-- THE PROBLEM --
Collect all lines from the listing that include the string "content".

Stored records:

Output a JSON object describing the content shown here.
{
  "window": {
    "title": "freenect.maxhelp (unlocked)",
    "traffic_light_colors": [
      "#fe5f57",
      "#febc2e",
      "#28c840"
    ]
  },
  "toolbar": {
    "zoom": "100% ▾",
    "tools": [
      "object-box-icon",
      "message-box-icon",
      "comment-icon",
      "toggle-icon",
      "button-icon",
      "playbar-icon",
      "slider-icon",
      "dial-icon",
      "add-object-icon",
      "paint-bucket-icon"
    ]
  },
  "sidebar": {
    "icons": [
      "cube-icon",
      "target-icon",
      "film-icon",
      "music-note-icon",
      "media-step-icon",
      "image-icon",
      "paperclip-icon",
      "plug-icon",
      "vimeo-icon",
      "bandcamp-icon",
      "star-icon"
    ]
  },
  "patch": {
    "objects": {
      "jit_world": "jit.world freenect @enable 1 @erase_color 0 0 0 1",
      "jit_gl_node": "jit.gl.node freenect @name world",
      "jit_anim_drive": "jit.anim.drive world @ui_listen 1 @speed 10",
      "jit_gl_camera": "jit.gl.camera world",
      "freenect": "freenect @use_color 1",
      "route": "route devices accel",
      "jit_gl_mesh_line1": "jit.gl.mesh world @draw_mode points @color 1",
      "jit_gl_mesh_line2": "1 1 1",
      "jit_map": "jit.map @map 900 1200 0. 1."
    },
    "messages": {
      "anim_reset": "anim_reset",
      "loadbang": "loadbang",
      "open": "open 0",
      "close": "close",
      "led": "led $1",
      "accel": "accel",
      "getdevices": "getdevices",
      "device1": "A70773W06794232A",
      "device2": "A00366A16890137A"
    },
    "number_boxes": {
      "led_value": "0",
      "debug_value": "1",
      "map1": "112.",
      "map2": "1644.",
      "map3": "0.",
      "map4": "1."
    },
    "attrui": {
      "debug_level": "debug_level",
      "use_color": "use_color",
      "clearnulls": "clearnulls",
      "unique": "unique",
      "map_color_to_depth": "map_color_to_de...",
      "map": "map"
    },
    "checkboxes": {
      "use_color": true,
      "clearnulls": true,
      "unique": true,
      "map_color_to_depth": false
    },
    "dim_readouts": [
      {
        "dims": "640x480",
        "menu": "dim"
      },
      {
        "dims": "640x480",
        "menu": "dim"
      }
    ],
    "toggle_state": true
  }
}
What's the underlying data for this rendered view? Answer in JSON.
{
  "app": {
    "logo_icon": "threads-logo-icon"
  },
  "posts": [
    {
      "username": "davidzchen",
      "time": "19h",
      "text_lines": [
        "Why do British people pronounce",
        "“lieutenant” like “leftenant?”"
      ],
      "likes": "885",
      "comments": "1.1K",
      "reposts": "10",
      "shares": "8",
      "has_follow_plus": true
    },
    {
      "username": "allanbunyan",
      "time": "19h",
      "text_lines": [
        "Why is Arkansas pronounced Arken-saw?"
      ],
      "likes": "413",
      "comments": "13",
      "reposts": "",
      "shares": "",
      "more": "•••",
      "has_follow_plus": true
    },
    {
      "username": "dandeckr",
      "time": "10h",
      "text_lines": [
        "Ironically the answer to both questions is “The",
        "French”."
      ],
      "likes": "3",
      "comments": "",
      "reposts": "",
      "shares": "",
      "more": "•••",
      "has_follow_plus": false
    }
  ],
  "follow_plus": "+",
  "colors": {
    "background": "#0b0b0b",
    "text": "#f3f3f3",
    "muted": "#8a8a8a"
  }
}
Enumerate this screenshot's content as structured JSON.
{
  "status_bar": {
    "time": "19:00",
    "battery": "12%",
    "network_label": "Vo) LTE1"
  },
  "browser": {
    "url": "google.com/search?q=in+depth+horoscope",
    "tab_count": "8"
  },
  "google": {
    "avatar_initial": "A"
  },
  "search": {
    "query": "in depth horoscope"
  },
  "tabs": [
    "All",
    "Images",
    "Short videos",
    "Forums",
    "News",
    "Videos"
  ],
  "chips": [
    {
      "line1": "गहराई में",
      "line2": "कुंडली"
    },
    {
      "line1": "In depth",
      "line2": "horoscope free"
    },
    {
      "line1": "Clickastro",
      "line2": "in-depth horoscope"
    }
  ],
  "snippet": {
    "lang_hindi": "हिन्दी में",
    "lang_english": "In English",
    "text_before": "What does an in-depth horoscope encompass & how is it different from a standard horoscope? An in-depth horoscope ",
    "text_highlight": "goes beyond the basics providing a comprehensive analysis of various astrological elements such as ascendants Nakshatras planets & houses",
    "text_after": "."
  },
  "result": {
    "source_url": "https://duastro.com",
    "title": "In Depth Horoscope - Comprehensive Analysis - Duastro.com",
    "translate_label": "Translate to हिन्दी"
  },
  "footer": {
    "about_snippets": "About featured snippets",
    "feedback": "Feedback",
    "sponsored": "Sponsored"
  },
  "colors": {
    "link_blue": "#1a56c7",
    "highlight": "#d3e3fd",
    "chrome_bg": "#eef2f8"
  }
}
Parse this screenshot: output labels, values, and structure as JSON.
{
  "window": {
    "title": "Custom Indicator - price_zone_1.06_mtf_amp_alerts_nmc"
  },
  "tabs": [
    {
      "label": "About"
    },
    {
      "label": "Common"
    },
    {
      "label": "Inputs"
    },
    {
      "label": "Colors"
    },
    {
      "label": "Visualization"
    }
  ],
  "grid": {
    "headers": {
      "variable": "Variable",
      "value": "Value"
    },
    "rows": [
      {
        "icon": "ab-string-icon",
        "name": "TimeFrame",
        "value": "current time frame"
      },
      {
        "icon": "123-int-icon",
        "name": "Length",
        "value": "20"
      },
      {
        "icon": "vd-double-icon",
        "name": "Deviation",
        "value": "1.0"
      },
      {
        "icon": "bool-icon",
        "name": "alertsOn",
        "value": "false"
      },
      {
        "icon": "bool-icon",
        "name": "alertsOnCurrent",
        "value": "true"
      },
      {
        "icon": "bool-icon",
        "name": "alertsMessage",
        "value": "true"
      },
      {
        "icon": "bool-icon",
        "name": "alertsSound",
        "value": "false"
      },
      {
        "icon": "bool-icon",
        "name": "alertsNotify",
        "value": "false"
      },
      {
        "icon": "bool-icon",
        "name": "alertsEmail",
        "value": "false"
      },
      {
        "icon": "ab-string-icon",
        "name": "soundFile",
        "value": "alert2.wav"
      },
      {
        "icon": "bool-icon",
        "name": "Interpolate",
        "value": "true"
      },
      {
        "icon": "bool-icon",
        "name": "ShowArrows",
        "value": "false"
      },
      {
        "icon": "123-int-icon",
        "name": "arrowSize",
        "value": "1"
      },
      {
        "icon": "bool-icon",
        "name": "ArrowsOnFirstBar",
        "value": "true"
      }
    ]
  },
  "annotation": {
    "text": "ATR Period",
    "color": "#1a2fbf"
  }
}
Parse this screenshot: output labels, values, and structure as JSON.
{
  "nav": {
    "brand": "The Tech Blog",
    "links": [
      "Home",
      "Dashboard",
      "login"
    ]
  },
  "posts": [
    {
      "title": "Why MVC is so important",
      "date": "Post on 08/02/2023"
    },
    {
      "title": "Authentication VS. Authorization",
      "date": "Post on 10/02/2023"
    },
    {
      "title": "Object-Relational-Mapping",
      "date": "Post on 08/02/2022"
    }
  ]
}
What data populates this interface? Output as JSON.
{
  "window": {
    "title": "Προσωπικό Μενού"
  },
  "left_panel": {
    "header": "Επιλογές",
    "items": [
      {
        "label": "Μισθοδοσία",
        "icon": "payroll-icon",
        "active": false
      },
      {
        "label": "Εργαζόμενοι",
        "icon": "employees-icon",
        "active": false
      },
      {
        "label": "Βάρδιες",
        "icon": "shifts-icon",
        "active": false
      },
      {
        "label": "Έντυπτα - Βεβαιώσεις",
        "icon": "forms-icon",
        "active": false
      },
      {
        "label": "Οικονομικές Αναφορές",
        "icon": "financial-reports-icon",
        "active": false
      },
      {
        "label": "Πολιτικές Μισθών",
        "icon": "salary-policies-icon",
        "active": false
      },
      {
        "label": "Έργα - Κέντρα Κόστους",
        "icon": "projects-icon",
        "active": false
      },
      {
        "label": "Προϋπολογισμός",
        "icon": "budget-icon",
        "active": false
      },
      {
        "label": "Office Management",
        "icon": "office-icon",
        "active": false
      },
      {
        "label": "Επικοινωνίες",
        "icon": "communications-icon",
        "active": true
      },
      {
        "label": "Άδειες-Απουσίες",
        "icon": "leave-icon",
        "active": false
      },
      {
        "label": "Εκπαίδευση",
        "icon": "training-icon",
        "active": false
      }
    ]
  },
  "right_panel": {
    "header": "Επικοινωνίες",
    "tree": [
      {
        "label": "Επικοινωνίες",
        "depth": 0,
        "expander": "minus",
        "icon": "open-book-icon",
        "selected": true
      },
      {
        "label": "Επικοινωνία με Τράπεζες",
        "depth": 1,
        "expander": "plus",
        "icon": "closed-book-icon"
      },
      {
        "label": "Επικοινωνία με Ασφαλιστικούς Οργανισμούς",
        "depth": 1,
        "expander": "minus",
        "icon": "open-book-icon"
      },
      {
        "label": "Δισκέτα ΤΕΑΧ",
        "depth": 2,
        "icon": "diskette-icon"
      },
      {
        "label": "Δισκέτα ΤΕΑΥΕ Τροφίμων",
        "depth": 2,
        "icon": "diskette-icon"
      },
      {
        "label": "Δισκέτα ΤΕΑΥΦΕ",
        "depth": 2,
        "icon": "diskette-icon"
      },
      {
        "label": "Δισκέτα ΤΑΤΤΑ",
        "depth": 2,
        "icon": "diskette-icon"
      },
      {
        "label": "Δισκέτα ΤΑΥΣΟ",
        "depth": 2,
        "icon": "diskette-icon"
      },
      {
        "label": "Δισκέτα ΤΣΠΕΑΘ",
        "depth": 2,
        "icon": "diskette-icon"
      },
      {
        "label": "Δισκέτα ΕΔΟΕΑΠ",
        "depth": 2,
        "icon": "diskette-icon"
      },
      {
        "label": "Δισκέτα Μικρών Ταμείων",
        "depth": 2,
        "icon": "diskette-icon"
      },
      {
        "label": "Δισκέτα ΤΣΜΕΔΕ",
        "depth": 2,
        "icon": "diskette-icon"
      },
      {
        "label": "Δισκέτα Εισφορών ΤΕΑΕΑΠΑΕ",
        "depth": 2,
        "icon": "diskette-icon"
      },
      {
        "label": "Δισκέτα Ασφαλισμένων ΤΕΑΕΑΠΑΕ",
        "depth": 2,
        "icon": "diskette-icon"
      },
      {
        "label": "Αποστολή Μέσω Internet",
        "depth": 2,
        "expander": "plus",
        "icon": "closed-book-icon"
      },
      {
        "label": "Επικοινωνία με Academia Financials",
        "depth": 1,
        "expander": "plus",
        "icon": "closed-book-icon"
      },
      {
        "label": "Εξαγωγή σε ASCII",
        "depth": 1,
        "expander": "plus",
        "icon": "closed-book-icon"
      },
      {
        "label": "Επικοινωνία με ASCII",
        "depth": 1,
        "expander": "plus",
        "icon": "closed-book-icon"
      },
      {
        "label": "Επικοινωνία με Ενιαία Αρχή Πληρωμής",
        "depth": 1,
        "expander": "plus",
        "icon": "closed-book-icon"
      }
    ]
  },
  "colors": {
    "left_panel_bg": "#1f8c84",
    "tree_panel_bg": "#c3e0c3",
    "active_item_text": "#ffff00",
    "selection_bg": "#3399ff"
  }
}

-- RESULT OF THE TASK --
Output a JSON object describing the content shown here.
Enumerate this screenshot's content as structured JSON.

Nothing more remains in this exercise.